#### Rows

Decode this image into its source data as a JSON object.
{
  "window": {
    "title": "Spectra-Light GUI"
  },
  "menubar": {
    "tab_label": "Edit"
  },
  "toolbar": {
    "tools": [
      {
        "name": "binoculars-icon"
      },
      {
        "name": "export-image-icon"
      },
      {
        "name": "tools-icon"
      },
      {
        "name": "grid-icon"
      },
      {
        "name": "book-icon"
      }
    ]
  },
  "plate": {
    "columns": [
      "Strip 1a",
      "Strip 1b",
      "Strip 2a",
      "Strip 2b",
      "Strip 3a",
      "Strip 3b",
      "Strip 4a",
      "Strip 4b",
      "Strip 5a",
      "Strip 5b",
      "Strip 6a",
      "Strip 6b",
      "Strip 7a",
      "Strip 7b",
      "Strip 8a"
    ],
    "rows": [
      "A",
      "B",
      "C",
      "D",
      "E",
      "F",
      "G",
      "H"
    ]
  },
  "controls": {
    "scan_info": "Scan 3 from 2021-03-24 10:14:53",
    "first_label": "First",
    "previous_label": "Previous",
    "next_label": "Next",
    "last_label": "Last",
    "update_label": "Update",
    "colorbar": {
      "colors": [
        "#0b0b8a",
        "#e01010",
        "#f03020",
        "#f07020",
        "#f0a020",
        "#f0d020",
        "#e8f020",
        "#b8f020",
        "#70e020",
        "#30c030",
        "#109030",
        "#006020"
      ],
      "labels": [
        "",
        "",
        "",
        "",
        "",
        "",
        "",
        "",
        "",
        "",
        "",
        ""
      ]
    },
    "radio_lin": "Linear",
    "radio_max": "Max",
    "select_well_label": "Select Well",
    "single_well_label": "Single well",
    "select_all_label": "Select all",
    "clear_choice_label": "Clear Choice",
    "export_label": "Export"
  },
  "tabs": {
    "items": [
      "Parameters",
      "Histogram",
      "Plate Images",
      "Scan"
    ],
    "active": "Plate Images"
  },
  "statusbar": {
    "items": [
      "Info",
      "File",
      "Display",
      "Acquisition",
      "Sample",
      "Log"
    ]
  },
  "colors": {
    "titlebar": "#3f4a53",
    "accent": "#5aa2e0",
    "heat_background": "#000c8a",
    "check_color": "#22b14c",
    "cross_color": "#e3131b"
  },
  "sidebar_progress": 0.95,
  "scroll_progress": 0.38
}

########

Written request: Recite the full listing above exactly.

Exercise solution:
Decode this image into its source data as a JSON object.
{
  "window": {
    "title": "Spectra-Light GUI"
  },
  "menubar": {
    "tab_label": "Edit"
  },
  "toolbar": {
    "tools": [
      {
        "name": "binoculars-icon"
      },
      {
        "name": "export-image-icon"
      },
      {
        "name": "tools-icon"
      },
      {
        "name": "grid-icon"
      },
      {
        "name": "book-icon"
      }
    ]
  },
  "plate": {
    "columns": [
      "Strip 1a",
      "Strip 1b",
      "Strip 2a",
      "Strip 2b",
      "Strip 3a",
      "Strip 3b",
      "Strip 4a",
      "Strip 4b",
      "Strip 5a",
      "Strip 5b",
      "Strip 6a",
      "Strip 6b",
      "Strip 7a",
      "Strip 7b",
      "Strip 8a"
    ],
    "rows": [
      "A",
      "B",
      "C",
      "D",
      "E",
      "F",
      "G",
      "H"
    ]
  },
  "controls": {
    "scan_info": "Scan 3 from 2021-03-24 10:14:53",
    "first_label": "First",
    "previous_label": "Previous",
    "next_label": "Next",
    "last_label": "Last",
    "update_label": "Update",
    "colorbar": {
      "colors": [
        "#0b0b8a",
        "#e01010",
        "#f03020",
        "#f07020",
        "#f0a020",
        "#f0d020",
        "#e8f020",
        "#b8f020",
        "#70e020",
        "#30c030",
        "#109030",
        "#006020"
      ],
      "labels": [
        "",
        "",
        "",
        "",
        "",
        "",
        "",
        "",
        "",
        "",
        "",
        ""
      ]
    },
    "radio_lin": "Linear",
    "radio_max": "Max",
    "select_well_label": "Select Well",
    "single_well_label": "Single well",
    "select_all_label": "Select all",
    "clear_choice_label": "Clear Choice",
    "export_label": "Export"
  },
  "tabs": {
    "items": [
      "Parameters",
      "Histogram",
      "Plate Images",
      "Scan"
    ],
    "active": "Plate Images"
  },
  "statusbar": {
    "items": [
      "Info",
      "File",
      "Display",
      "Acquisition",
      "Sample",
      "Log"
    ]
  },
  "colors": {
    "titlebar": "#3f4a53",
    "accent": "#5aa2e0",
    "heat_background": "#000c8a",
    "check_color": "#22b14c",
    "cross_color": "#e3131b"
  },
  "sidebar_progress": 0.95,
  "scroll_progress": 0.38
}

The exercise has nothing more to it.